[Start SUPPLIED DATA]
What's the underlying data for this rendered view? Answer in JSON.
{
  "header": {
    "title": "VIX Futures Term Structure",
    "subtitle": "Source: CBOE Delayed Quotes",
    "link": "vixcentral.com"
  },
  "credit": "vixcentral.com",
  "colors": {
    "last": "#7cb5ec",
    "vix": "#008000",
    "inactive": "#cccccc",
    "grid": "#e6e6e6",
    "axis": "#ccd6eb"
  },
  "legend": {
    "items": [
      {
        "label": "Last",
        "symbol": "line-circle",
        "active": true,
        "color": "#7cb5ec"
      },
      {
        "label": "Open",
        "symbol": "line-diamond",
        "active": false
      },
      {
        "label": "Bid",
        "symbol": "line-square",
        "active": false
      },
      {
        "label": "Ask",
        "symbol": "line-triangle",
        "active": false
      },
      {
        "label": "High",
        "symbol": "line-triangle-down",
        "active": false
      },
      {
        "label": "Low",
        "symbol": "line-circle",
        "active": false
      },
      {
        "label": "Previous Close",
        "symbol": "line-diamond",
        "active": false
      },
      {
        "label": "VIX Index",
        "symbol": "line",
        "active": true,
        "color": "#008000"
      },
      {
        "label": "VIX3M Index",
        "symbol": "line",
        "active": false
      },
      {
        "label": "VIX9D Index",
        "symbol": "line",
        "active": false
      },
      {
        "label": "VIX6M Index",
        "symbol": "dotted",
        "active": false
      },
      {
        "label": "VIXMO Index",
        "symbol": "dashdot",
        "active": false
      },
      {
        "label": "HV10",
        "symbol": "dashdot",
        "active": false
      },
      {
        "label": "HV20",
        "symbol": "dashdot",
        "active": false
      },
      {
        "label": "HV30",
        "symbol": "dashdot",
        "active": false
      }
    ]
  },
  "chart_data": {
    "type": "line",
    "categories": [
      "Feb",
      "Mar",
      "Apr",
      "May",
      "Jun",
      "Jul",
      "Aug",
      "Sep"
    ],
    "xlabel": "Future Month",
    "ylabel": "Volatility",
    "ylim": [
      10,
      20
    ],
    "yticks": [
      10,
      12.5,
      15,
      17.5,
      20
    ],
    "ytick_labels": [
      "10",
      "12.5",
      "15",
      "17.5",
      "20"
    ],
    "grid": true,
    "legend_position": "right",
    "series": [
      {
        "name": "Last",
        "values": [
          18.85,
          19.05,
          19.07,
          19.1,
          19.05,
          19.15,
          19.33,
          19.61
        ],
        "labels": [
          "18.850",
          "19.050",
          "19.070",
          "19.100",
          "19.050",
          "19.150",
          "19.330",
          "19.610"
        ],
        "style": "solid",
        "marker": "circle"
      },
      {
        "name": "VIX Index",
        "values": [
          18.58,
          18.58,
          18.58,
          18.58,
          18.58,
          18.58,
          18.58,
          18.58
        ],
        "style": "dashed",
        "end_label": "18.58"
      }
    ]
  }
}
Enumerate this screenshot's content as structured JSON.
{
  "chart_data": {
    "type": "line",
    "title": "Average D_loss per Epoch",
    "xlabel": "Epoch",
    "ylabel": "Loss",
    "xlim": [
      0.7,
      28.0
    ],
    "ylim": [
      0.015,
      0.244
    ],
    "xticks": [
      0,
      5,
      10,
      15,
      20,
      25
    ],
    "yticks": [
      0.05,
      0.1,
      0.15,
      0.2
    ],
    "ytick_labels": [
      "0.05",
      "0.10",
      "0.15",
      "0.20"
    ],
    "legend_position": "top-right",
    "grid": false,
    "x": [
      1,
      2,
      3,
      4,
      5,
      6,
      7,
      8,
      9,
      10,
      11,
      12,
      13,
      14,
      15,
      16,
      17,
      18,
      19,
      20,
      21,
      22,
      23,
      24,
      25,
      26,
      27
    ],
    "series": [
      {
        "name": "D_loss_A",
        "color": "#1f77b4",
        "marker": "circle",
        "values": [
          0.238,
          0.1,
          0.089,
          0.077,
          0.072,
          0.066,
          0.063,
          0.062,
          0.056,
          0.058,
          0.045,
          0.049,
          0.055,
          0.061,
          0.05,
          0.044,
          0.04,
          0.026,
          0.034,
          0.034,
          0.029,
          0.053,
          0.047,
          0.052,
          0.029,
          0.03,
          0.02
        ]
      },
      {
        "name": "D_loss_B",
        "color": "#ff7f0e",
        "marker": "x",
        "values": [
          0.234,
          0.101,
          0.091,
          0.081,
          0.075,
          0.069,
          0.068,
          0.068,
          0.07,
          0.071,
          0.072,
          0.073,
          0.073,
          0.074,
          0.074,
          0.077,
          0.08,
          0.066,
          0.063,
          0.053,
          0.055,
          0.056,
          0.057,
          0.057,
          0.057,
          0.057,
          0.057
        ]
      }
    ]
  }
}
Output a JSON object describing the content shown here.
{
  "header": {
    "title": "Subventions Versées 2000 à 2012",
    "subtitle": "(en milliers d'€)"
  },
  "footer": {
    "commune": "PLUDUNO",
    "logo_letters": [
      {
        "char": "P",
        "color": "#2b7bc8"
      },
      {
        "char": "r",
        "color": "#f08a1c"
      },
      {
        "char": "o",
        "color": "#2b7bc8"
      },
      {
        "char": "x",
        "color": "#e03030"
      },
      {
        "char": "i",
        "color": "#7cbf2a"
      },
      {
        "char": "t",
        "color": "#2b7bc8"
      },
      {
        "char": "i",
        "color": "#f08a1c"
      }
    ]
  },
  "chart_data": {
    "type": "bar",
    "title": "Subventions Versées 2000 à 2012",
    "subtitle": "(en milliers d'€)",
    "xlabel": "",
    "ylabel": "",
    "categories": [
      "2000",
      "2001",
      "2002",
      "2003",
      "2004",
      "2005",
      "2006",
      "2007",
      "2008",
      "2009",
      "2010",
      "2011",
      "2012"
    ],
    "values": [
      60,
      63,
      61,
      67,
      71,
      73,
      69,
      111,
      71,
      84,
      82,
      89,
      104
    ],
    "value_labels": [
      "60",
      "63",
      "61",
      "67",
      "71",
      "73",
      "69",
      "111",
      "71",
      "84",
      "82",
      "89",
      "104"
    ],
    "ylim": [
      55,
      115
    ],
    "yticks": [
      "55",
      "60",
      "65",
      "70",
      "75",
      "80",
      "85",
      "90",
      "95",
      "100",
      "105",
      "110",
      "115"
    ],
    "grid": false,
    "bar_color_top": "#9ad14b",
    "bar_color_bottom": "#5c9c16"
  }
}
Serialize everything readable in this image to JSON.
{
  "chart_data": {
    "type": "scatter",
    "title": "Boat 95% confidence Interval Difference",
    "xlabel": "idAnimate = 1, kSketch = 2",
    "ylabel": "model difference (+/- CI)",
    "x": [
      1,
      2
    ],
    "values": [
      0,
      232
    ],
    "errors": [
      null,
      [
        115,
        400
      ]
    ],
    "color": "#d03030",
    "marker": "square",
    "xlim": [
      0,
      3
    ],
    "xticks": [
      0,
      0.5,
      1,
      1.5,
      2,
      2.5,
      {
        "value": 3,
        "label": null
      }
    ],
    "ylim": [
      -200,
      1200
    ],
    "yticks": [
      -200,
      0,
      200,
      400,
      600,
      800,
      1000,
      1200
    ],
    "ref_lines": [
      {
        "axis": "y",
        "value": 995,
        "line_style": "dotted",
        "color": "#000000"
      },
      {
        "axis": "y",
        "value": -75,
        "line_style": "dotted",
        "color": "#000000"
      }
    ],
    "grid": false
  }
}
[End SUPPLIED DATA]
EXERCISE REQUIREMENTS - Return all the data above once more, precisely as given.

TASK ANSWER -
What's the underlying data for this rendered view? Answer in JSON.
{
  "header": {
    "title": "VIX Futures Term Structure",
    "subtitle": "Source: CBOE Delayed Quotes",
    "link": "vixcentral.com"
  },
  "credit": "vixcentral.com",
  "colors": {
    "last": "#7cb5ec",
    "vix": "#008000",
    "inactive": "#cccccc",
    "grid": "#e6e6e6",
    "axis": "#ccd6eb"
  },
  "legend": {
    "items": [
      {
        "label": "Last",
        "symbol": "line-circle",
        "active": true,
        "color": "#7cb5ec"
      },
      {
        "label": "Open",
        "symbol": "line-diamond",
        "active": false
      },
      {
        "label": "Bid",
        "symbol": "line-square",
        "active": false
      },
      {
        "label": "Ask",
        "symbol": "line-triangle",
        "active": false
      },
      {
        "label": "High",
        "symbol": "line-triangle-down",
        "active": false
      },
      {
        "label": "Low",
        "symbol": "line-circle",
        "active": false
      },
      {
        "label": "Previous Close",
        "symbol": "line-diamond",
        "active": false
      },
      {
        "label": "VIX Index",
        "symbol": "line",
        "active": true,
        "color": "#008000"
      },
      {
        "label": "VIX3M Index",
        "symbol": "line",
        "active": false
      },
      {
        "label": "VIX9D Index",
        "symbol": "line",
        "active": false
      },
      {
        "label": "VIX6M Index",
        "symbol": "dotted",
        "active": false
      },
      {
        "label": "VIXMO Index",
        "symbol": "dashdot",
        "active": false
      },
      {
        "label": "HV10",
        "symbol": "dashdot",
        "active": false
      },
      {
        "label": "HV20",
        "symbol": "dashdot",
        "active": false
      },
      {
        "label": "HV30",
        "symbol": "dashdot",
        "active": false
      }
    ]
  },
  "chart_data": {
    "type": "line",
    "categories": [
      "Feb",
      "Mar",
      "Apr",
      "May",
      "Jun",
      "Jul",
      "Aug",
      "Sep"
    ],
    "xlabel": "Future Month",
    "ylabel": "Volatility",
    "ylim": [
      10,
      20
    ],
    "yticks": [
      10,
      12.5,
      15,
      17.5,
      20
    ],
    "ytick_labels": [
      "10",
      "12.5",
      "15",
      "17.5",
      "20"
    ],
    "grid": true,
    "legend_position": "right",
    "series": [
      {
        "name": "Last",
        "values": [
          18.85,
          19.05,
          19.07,
          19.1,
          19.05,
          19.15,
          19.33,
          19.61
        ],
        "labels": [
          "18.850",
          "19.050",
          "19.070",
          "19.100",
          "19.050",
          "19.150",
          "19.330",
          "19.610"
        ],
        "style": "solid",
        "marker": "circle"
      },
      {
        "name": "VIX Index",
        "values": [
          18.58,
          18.58,
          18.58,
          18.58,
          18.58,
          18.58,
          18.58,
          18.58
        ],
        "style": "dashed",
        "end_label": "18.58"
      }
    ]
  }
}
Enumerate this screenshot's content as structured JSON.
{
  "chart_data": {
    "type": "line",
    "title": "Average D_loss per Epoch",
    "xlabel": "Epoch",
    "ylabel": "Loss",
    "xlim": [
      0.7,
      28.0
    ],
    "ylim": [
      0.015,
      0.244
    ],
    "xticks": [
      0,
      5,
      10,
      15,
      20,
      25
    ],
    "yticks": [
      0.05,
      0.1,
      0.15,
      0.2
    ],
    "ytick_labels": [
      "0.05",
      "0.10",
      "0.15",
      "0.20"
    ],
    "legend_position": "top-right",
    "grid": false,
    "x": [
      1,
      2,
      3,
      4,
      5,
      6,
      7,
      8,
      9,
      10,
      11,
      12,
      13,
      14,
      15,
      16,
      17,
      18,
      19,
      20,
      21,
      22,
      23,
      24,
      25,
      26,
      27
    ],
    "series": [
      {
        "name": "D_loss_A",
        "color": "#1f77b4",
        "marker": "circle",
        "values": [
          0.238,
          0.1,
          0.089,
          0.077,
          0.072,
          0.066,
          0.063,
          0.062,
          0.056,
          0.058,
          0.045,
          0.049,
          0.055,
          0.061,
          0.05,
          0.044,
          0.04,
          0.026,
          0.034,
          0.034,
          0.029,
          0.053,
          0.047,
          0.052,
          0.029,
          0.03,
          0.02
        ]
      },
      {
        "name": "D_loss_B",
        "color": "#ff7f0e",
        "marker": "x",
        "values": [
          0.234,
          0.101,
          0.091,
          0.081,
          0.075,
          0.069,
          0.068,
          0.068,
          0.07,
          0.071,
          0.072,
          0.073,
          0.073,
          0.074,
          0.074,
          0.077,
          0.08,
          0.066,
          0.063,
          0.053,
          0.055,
          0.056,
          0.057,
          0.057,
          0.057,
          0.057,
          0.057
        ]
      }
    ]
  }
}
Output a JSON object describing the content shown here.
{
  "header": {
    "title": "Subventions Versées 2000 à 2012",
    "subtitle": "(en milliers d'€)"
  },
  "footer": {
    "commune": "PLUDUNO",
    "logo_letters": [
      {
        "char": "P",
        "color": "#2b7bc8"
      },
      {
        "char": "r",
        "color": "#f08a1c"
      },
      {
        "char": "o",
        "color": "#2b7bc8"
      },
      {
        "char": "x",
        "color": "#e03030"
      },
      {
        "char": "i",
        "color": "#7cbf2a"
      },
      {
        "char": "t",
        "color": "#2b7bc8"
      },
      {
        "char": "i",
        "color": "#f08a1c"
      }
    ]
  },
  "chart_data": {
    "type": "bar",
    "title": "Subventions Versées 2000 à 2012",
    "subtitle": "(en milliers d'€)",
    "xlabel": "",
    "ylabel": "",
    "categories": [
      "2000",
      "2001",
      "2002",
      "2003",
      "2004",
      "2005",
      "2006",
      "2007",
      "2008",
      "2009",
      "2010",
      "2011",
      "2012"
    ],
    "values": [
      60,
      63,
      61,
      67,
      71,
      73,
      69,
      111,
      71,
      84,
      82,
      89,
      104
    ],
    "value_labels": [
      "60",
      "63",
      "61",
      "67",
      "71",
      "73",
      "69",
      "111",
      "71",
      "84",
      "82",
      "89",
      "104"
    ],
    "ylim": [
      55,
      115
    ],
    "yticks": [
      "55",
      "60",
      "65",
      "70",
      "75",
      "80",
      "85",
      "90",
      "95",
      "100",
      "105",
      "110",
      "115"
    ],
    "grid": false,
    "bar_color_top": "#9ad14b",
    "bar_color_bottom": "#5c9c16"
  }
}
Serialize everything readable in this image to JSON.
{
  "chart_data": {
    "type": "scatter",
    "title": "Boat 95% confidence Interval Difference",
    "xlabel": "idAnimate = 1, kSketch = 2",
    "ylabel": "model difference (+/- CI)",
    "x": [
      1,
      2
    ],
    "values": [
      0,
      232
    ],
    "errors": [
      null,
      [
        115,
        400
      ]
    ],
    "color": "#d03030",
    "marker": "square",
    "xlim": [
      0,
      3
    ],
    "xticks": [
      0,
      0.5,
      1,
      1.5,
      2,
      2.5,
      {
        "value": 3,
        "label": null
      }
    ],
    "ylim": [
      -200,
      1200
    ],
    "yticks": [
      -200,
      0,
      200,
      400,
      600,
      800,
      1000,
      1200
    ],
    "ref_lines": [
      {
        "axis": "y",
        "value": 995,
        "line_style": "dotted",
        "color": "#000000"
      },
      {
        "axis": "y",
        "value": -75,
        "line_style": "dotted",
        "color": "#000000"
      }
    ],
    "grid": false
  }
}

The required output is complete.